— YOUR INSTRUCTIONS —
Only a number is wanted. Count the lines holding the string "степенями".

— LISTED RECORDS —

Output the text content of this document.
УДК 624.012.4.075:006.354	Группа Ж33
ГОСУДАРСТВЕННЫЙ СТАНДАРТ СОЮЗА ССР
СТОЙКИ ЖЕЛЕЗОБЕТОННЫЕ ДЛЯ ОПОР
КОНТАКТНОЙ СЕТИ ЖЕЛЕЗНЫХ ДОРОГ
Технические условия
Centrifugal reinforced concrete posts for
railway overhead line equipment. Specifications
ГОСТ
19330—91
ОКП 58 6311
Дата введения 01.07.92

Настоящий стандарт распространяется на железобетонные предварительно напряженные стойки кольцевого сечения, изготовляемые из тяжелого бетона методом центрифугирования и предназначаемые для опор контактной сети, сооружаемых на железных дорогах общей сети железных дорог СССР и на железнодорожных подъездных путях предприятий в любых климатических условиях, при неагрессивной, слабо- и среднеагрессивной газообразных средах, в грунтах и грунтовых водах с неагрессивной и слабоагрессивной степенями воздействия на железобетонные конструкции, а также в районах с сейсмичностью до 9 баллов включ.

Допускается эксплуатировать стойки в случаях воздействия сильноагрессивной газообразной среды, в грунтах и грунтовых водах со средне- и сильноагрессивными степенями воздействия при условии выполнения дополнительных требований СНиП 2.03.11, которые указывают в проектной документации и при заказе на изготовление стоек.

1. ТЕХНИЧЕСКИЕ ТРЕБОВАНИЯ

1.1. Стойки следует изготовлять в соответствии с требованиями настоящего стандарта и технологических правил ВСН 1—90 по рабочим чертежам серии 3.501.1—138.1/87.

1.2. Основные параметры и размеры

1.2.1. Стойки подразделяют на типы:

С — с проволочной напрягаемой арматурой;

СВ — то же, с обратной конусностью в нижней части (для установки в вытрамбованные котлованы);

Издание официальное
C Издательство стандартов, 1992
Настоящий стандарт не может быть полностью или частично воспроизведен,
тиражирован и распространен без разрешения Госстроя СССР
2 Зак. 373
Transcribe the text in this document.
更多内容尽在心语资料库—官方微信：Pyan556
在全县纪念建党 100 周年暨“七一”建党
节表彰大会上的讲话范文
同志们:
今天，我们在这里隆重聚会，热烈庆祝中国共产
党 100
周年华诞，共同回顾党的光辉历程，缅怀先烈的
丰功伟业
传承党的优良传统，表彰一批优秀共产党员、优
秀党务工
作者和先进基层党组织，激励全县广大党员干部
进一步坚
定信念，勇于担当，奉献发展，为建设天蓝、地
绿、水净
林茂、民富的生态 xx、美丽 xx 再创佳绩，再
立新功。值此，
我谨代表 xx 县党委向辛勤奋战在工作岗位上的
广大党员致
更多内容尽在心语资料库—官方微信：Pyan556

— ANSWER TO THIS TASK —
2